Open sinatrocious opened 7 months ago

sinatrocious commented 7 months ago

Describe the bug

If I run Avalonia desktop application first and then try to open axaml-file, then in opened Avalonia Xaml Editor tab I see the following message

Waiting for IntelliSense to finish initializing... You can continue working.

The message stays until I stop debugging.

Obviously I can't "continue working" to edit/view axaml-files. I need at least stop and then start debugging again.

What could possibly be the reason? It ocurrs (100% of times) in the big project.

To Reproduce

I am unable to reproduce it. With the new Avalonia Desktop project the axaml-files can be opened during debugging without problems.

AvaloniaVS plugin version

11.5

Avalonia version

11.0

Visual Studio version

17.7.7

Relevant log output

Nothing is added into "Avalonia Diagnostics" when opening axaml-file.

[Data for recognizing document structure]
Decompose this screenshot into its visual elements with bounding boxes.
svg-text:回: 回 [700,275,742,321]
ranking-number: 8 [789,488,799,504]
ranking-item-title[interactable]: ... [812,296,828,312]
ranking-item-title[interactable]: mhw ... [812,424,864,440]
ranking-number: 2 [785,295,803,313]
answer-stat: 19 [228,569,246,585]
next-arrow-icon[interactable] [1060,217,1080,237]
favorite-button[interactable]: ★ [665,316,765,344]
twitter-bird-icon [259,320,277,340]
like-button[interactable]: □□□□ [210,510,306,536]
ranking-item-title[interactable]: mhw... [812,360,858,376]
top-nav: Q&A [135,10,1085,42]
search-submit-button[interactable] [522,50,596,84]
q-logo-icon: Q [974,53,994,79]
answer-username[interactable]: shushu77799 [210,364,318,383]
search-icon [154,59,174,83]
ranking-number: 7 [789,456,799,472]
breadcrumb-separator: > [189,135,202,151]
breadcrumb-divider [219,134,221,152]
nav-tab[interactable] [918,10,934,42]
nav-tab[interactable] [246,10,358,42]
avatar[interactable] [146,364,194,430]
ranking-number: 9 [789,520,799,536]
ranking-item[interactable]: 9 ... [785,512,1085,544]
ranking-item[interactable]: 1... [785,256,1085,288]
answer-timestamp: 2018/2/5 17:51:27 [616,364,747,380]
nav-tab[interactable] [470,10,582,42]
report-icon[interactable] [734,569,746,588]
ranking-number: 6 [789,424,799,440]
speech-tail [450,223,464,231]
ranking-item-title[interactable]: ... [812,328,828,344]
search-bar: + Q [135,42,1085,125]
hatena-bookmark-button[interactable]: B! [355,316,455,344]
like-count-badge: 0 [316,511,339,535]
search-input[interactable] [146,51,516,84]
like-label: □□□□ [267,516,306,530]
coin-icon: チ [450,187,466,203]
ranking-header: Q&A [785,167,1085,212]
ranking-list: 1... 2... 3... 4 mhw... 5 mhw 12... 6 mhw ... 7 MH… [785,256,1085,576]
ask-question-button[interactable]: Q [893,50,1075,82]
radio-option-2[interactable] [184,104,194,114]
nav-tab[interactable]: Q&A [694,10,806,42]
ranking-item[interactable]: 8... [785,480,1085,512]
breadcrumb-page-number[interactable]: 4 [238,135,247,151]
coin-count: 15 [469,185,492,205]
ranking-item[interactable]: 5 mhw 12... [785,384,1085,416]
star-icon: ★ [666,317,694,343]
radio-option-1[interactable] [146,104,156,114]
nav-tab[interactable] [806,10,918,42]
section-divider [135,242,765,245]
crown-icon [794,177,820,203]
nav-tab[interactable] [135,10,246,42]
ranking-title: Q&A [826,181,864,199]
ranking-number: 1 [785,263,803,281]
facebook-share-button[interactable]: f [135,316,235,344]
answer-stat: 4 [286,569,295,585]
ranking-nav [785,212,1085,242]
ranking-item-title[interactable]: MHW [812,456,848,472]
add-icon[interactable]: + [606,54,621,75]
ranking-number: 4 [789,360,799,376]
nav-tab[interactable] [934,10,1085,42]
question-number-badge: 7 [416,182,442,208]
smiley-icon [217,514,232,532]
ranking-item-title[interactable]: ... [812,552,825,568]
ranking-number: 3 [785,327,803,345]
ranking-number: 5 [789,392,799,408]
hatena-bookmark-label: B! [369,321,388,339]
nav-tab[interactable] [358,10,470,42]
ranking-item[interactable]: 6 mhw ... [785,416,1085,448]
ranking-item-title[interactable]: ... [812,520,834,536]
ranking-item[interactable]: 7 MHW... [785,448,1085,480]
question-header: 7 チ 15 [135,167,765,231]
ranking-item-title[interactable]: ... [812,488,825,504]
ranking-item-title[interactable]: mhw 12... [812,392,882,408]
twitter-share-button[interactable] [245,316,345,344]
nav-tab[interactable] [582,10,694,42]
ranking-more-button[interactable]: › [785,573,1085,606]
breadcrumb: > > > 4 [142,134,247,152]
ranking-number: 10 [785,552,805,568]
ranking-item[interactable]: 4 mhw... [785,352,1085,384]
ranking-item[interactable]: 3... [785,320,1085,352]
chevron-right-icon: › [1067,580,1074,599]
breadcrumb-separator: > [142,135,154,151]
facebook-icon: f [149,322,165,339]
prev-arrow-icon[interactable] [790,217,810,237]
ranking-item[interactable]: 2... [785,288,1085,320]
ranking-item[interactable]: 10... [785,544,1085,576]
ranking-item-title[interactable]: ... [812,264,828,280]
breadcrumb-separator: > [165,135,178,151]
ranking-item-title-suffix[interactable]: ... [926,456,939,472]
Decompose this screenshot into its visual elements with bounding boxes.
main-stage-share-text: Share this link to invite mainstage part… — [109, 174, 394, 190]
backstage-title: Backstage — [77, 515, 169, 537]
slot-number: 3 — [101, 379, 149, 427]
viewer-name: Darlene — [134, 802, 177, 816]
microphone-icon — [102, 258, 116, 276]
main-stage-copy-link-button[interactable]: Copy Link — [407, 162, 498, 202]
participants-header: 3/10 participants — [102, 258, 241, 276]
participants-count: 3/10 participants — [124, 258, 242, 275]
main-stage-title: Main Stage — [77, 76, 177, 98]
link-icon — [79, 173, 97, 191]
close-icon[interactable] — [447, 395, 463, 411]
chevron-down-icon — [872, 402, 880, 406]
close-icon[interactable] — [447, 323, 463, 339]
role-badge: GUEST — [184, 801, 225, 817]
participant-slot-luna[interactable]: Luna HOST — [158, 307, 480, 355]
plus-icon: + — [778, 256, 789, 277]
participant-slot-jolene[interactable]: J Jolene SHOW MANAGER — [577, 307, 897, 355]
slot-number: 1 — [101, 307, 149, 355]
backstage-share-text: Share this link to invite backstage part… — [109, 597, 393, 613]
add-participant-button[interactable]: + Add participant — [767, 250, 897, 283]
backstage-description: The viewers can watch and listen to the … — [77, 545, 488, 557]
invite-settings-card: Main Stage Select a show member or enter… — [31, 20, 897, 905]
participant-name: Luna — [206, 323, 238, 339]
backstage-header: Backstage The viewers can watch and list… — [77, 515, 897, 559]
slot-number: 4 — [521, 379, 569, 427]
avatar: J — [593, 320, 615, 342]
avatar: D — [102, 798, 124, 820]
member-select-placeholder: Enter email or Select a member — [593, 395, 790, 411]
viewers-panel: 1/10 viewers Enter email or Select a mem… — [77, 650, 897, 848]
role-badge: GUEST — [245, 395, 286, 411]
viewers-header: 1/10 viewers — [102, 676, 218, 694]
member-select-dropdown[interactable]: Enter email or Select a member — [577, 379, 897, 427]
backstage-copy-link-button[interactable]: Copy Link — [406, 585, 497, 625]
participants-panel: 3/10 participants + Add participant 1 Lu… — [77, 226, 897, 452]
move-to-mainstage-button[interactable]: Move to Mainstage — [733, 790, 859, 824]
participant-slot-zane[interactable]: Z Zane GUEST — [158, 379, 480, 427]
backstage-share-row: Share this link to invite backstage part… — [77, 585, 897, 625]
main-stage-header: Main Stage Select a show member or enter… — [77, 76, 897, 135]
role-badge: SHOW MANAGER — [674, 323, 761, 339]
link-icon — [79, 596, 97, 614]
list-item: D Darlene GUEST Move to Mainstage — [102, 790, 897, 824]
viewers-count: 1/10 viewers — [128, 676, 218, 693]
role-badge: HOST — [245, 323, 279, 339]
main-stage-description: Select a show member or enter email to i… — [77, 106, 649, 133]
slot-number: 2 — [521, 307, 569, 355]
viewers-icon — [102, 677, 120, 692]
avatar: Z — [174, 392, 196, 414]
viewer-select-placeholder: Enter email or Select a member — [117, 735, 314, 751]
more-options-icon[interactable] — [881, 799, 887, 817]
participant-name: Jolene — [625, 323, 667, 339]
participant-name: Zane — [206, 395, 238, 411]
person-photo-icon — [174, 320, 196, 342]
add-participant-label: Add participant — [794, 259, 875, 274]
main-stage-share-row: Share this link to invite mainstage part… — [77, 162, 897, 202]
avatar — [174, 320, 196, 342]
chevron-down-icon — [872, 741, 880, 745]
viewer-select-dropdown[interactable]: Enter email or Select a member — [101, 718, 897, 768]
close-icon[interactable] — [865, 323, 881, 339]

WHAT THIS EXERCISE ASKS ▸
**1.** In the Avalonia bug report, which Visual Studio version is listed?
**2.** Write a continuation of the Avalonia bug report, starting after its final sentence.

ANSWERS TO THE TASKS ▸
**1.** 17.7.7

**2.**
Additional context

No response

BinToss commented 3 months ago

AvaloniaVS, AvaloniaVSCode, and AvaloniaRider all rely on the CompletionEngine project in the AvaloniaVS repo. This assembly grabs the references plain text file in your workspace project's IntermediateOutput and loads...one of the Avalonia assemblies from either your IntermediateOutput or Debug Output. However, it cannot load the assembly if the assembly is already in use by another process and waits for the file handle to be or (on Windows) be opened/loaded without the FileOpenShare flag READ denied by any File handle. The classic "this file is open in another process" issue that can be prevented or even overriden (steal the handle from the kernel, duplicate it, and close all copied of the handle; as seen in Handles/Handles64 and System Informer). As implied earlier, a file can be opened by multiple processes so long as none of the file handles are opened without explicitly specifying the FILE_SHARE_READ shared-access permission. However, this Windows API is abstracted in .NET's LoadLibrary/DllImport implementation. The default way of loading NET assemblies does not make it easy to specify FILE_OPEN and FILE_SHARE flags.